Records
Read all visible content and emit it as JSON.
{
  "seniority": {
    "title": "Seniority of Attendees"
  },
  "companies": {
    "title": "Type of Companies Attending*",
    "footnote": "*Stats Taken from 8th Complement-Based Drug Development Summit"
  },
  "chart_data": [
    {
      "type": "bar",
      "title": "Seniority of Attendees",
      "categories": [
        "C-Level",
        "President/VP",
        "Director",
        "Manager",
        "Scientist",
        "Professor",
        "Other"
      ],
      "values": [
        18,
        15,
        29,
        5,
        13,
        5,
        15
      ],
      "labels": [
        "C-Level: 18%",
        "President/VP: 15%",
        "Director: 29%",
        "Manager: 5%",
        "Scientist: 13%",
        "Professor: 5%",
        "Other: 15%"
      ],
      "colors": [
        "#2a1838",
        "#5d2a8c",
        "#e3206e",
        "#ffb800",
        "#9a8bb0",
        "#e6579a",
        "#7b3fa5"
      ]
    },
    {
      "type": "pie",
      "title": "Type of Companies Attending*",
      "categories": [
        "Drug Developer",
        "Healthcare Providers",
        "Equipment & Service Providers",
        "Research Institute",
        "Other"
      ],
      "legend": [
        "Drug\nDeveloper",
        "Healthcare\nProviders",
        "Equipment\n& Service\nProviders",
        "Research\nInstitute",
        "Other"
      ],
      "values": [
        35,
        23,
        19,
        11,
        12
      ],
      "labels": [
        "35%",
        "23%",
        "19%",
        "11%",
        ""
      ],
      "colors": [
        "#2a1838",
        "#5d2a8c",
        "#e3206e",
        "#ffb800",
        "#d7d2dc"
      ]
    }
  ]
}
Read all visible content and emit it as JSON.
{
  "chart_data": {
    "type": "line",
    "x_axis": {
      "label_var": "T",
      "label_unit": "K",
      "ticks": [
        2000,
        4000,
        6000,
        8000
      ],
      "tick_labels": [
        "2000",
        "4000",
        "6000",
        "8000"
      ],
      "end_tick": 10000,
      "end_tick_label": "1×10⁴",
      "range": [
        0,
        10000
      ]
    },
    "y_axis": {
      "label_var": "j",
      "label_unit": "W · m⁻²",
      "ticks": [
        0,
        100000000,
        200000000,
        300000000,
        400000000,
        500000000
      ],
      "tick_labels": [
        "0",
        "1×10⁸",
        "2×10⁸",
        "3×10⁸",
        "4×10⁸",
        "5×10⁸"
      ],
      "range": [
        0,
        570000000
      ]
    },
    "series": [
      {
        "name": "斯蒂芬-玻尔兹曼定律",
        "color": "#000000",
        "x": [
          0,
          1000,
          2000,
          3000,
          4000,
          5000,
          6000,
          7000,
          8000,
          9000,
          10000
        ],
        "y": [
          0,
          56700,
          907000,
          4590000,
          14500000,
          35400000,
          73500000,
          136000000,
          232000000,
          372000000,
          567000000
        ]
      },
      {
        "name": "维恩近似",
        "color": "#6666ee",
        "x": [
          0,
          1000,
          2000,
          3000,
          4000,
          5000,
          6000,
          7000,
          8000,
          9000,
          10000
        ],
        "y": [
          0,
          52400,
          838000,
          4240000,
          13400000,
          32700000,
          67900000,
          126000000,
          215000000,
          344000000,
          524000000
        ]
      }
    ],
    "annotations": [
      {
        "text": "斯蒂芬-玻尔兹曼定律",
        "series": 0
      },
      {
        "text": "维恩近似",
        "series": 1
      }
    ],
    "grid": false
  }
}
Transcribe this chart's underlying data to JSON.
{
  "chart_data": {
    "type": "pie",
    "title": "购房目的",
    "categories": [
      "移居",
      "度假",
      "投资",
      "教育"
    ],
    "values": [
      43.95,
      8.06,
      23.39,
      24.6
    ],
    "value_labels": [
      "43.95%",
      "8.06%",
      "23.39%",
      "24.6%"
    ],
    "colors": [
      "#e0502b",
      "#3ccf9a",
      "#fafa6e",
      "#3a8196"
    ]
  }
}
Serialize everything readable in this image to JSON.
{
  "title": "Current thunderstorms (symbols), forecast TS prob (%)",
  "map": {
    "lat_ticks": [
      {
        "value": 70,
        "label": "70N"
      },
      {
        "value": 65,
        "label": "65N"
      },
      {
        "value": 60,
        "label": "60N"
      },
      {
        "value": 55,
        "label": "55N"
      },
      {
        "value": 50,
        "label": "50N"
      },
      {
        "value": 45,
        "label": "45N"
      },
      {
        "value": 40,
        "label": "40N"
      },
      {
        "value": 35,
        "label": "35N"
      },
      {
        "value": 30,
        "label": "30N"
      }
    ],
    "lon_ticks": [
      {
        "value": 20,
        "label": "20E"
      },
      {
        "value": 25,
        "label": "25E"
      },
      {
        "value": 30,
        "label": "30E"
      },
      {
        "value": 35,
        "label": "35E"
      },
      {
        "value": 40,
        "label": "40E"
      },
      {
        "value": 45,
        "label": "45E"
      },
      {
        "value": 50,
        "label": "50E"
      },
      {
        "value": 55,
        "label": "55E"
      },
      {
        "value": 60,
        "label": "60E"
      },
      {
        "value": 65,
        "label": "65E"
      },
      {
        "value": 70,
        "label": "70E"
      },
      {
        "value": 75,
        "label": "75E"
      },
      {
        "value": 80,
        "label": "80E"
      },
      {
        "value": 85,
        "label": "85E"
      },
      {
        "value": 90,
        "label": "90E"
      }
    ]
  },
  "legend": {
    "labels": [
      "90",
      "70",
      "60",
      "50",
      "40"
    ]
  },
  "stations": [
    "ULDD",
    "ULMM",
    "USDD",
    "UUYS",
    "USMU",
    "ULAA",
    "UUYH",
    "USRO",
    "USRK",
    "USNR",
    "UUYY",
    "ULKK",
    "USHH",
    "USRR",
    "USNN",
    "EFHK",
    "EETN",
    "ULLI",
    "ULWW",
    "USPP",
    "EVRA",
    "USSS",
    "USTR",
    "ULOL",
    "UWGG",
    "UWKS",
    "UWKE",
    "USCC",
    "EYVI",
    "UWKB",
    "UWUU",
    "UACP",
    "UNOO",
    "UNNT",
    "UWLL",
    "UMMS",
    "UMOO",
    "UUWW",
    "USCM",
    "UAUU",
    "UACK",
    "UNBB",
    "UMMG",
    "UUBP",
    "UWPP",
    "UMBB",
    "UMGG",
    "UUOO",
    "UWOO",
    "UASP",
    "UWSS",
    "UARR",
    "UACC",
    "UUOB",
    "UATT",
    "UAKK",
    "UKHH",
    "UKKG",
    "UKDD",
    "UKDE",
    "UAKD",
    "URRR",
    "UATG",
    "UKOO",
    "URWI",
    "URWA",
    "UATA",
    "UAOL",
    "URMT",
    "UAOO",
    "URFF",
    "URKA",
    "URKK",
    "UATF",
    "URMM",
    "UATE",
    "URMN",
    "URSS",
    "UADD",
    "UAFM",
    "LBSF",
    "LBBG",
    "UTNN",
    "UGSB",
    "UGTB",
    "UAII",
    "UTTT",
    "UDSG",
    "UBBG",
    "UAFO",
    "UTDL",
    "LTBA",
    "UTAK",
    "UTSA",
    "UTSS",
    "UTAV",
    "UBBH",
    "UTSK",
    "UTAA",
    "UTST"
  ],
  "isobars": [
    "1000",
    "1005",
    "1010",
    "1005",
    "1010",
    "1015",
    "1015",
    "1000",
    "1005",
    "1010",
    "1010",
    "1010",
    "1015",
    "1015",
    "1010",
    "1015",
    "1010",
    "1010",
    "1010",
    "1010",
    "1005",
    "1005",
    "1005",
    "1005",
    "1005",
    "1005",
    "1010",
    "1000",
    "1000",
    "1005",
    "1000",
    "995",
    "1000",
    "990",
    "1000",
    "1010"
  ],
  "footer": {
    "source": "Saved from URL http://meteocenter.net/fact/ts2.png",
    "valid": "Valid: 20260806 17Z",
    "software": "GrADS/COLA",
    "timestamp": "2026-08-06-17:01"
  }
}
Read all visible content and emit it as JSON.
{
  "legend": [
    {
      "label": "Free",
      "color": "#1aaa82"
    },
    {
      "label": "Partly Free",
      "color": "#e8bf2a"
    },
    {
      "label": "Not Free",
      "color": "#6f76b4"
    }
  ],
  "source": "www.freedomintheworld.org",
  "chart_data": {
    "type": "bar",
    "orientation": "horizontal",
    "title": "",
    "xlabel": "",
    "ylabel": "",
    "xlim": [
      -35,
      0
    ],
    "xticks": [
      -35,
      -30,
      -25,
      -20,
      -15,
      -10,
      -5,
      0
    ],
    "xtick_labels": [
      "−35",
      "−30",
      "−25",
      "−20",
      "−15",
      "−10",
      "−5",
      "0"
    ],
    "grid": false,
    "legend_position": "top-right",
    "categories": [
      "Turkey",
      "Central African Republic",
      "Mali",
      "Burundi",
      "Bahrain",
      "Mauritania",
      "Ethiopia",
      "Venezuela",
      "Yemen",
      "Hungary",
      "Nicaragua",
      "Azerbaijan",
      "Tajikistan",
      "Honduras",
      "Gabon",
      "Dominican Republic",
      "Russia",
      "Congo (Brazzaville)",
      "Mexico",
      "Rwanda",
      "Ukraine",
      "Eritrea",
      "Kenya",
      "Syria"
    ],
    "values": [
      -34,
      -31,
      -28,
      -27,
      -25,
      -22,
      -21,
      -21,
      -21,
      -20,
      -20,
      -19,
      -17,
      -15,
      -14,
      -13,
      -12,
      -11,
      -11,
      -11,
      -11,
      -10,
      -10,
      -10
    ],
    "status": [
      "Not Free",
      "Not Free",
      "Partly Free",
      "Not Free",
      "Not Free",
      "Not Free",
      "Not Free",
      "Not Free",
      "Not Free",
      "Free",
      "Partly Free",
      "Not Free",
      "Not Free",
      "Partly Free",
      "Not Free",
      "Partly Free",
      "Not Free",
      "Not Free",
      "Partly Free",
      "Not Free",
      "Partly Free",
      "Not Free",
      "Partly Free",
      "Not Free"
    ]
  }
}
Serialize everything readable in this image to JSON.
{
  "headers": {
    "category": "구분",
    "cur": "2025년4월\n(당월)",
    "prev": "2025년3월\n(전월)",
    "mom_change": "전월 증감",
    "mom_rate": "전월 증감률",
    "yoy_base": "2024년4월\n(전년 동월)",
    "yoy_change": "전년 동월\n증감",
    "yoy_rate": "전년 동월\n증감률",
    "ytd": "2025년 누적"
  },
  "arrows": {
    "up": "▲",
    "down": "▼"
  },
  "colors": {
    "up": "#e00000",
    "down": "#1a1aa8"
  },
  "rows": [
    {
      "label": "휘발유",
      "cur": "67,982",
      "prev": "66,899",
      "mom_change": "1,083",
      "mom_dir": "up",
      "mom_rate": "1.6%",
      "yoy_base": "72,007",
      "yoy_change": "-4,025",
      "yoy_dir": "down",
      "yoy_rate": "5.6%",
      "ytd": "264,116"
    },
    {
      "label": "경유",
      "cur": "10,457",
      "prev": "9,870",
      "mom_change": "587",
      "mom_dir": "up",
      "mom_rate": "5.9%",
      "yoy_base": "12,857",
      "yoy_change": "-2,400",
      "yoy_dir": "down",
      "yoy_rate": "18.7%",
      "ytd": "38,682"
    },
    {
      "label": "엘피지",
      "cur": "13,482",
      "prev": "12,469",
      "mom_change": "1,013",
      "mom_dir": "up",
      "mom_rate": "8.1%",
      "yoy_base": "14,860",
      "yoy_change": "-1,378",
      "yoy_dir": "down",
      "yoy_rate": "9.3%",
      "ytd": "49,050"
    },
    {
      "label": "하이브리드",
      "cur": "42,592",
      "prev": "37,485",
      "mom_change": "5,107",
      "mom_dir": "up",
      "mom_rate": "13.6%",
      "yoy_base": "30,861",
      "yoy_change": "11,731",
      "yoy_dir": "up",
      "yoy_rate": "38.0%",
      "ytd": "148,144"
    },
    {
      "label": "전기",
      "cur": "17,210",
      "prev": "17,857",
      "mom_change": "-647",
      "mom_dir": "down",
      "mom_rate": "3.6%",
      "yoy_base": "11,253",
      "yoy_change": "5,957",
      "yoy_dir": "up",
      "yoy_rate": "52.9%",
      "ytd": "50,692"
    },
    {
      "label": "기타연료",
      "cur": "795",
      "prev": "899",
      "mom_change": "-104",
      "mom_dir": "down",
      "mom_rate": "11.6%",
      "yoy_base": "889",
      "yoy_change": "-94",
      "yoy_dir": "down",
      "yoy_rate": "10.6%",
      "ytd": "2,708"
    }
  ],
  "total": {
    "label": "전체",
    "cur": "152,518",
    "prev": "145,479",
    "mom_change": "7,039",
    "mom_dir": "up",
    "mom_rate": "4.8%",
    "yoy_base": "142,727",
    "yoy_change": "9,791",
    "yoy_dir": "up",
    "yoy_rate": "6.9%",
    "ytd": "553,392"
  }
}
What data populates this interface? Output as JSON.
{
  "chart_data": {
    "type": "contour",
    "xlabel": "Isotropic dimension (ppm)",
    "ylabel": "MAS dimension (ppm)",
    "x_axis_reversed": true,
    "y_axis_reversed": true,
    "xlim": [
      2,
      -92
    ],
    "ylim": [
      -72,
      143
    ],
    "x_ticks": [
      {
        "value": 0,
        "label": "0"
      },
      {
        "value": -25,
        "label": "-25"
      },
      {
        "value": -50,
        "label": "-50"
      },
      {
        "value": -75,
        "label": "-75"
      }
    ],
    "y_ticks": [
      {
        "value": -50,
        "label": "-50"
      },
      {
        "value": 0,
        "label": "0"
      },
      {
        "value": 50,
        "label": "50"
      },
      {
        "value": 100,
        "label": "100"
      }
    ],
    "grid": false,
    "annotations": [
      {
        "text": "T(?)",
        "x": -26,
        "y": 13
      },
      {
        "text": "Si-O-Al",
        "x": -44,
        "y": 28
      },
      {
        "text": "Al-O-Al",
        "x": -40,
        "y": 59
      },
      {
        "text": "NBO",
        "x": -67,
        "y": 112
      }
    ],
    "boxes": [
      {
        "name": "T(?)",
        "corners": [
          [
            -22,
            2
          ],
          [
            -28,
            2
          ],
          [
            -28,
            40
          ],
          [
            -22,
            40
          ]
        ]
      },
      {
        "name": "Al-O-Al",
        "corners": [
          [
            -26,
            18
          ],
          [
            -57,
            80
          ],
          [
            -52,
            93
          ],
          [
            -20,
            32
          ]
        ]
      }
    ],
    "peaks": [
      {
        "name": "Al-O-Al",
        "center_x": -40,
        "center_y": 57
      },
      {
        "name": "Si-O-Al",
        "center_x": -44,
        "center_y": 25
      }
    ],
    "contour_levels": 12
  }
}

**To be done**: Among the entries above, how many lines hold the string "xlabel"? Give the number by itself.

**Result for this exercise**: 2